Entries with figure data:
'''
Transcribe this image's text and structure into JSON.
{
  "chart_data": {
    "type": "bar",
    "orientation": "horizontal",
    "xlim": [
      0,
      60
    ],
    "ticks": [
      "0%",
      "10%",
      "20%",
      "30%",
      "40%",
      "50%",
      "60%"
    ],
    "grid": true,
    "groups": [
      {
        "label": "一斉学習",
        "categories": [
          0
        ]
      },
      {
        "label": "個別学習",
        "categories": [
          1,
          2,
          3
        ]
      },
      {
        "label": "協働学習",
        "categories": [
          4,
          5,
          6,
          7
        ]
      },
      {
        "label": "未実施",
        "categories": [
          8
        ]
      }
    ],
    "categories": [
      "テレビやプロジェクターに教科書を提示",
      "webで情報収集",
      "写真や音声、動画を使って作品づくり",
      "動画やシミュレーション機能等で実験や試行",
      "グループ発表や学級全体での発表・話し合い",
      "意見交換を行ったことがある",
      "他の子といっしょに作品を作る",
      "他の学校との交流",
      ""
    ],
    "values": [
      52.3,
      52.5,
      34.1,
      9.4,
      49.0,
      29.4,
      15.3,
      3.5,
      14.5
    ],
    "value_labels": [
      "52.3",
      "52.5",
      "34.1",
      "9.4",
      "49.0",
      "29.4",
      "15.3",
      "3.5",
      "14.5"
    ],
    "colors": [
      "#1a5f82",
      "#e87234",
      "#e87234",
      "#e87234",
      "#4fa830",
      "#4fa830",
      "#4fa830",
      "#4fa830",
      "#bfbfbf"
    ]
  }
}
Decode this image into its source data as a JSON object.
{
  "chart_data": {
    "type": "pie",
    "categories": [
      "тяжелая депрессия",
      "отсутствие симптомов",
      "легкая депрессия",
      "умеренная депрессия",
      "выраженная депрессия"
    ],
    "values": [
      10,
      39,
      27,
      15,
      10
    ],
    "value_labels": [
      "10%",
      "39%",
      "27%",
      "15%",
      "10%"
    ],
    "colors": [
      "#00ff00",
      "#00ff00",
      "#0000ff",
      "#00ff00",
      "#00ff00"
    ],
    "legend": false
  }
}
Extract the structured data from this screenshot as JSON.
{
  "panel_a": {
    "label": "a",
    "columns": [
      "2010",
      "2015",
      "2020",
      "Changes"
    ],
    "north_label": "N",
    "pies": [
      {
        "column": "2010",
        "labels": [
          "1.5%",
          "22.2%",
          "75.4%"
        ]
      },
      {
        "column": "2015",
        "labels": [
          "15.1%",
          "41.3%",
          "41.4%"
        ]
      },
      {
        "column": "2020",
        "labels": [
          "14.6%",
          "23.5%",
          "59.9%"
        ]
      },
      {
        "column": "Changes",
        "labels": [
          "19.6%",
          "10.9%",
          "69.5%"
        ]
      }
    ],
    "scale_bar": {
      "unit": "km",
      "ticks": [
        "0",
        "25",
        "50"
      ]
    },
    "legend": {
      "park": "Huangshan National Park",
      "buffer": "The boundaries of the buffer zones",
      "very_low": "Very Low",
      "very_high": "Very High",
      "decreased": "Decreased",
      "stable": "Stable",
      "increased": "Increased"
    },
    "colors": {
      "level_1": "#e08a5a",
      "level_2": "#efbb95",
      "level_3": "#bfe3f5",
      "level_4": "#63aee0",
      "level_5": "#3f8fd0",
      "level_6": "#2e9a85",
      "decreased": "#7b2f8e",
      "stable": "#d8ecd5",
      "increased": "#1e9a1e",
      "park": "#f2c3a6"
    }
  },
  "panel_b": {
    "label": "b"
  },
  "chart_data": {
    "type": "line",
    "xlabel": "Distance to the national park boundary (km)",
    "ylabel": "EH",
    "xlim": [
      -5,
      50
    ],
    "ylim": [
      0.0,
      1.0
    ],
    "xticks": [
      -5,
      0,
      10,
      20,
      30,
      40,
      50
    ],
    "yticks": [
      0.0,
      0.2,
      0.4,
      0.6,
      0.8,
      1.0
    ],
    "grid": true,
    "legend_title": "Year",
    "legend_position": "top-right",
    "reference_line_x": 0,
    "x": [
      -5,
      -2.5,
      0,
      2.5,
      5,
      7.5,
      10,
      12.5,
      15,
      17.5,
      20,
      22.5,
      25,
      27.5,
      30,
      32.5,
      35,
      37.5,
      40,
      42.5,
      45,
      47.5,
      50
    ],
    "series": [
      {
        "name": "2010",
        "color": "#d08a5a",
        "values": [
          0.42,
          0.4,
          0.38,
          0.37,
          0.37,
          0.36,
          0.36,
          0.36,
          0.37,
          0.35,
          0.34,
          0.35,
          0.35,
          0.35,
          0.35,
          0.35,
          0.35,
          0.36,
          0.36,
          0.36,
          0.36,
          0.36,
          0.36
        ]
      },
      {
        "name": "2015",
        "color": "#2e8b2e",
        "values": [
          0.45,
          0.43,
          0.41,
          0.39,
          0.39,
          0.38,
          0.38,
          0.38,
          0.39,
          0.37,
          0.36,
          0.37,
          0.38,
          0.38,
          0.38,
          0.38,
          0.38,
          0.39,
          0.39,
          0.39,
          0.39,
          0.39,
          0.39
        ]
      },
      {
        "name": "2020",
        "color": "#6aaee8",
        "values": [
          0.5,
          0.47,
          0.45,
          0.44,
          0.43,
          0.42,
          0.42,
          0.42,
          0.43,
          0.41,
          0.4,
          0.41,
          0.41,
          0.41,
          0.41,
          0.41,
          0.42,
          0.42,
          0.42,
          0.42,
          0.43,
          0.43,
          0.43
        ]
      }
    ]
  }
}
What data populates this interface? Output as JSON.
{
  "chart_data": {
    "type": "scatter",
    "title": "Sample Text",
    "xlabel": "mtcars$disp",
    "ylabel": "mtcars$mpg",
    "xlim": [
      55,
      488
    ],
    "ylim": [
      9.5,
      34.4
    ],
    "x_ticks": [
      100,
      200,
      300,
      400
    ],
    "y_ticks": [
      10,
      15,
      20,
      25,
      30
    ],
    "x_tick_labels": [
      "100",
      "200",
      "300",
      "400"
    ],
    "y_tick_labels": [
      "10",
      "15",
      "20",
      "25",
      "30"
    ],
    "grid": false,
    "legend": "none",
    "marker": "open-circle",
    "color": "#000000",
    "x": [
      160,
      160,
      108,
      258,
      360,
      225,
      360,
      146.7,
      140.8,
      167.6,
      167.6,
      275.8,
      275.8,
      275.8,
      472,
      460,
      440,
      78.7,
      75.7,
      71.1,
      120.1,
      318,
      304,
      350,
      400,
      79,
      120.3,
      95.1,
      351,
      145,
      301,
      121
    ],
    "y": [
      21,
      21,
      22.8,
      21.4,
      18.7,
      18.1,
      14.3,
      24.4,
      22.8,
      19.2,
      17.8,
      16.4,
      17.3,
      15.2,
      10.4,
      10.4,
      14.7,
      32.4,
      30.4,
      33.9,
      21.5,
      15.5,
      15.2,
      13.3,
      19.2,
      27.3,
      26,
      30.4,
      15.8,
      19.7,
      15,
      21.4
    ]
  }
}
'''
• PROBLEM TO WORK ON:
Determine how many lines in the data above contain the string "Very". Give nothing except the number.

• EXERCISE RESPONSE:
2